-- START --

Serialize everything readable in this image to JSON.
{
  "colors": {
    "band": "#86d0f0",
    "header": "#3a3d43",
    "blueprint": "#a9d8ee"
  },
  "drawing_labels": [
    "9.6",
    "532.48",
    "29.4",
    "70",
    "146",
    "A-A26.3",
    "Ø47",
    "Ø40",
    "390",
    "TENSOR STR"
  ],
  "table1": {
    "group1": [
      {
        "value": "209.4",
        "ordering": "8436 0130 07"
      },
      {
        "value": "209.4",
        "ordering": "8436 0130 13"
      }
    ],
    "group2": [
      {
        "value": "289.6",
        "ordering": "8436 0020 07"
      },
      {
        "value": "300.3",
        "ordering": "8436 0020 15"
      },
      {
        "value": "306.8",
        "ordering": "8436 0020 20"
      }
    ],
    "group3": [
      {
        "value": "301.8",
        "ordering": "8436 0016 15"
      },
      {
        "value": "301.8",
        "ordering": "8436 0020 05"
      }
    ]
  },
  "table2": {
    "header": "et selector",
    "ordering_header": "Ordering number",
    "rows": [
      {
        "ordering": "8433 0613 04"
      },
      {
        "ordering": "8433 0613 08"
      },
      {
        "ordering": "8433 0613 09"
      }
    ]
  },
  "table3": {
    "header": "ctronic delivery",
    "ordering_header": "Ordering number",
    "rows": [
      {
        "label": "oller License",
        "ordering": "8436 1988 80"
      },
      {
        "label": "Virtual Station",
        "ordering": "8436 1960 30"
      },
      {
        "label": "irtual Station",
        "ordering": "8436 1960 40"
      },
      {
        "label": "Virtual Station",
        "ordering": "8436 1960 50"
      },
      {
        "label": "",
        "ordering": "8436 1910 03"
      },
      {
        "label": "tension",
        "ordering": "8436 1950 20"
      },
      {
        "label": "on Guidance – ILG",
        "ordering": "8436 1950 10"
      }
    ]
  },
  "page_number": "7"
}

-- END --

__AIM OF THE TASK__:
Find each line with the string "value" and copy it out.

__RESPONSE TO THE TASK__:
        "value": "209.4",
        "value": "209.4",
        "value": "289.6",
        "value": "300.3",
        "value": "306.8",
        "value": "301.8",
        "value": "301.8",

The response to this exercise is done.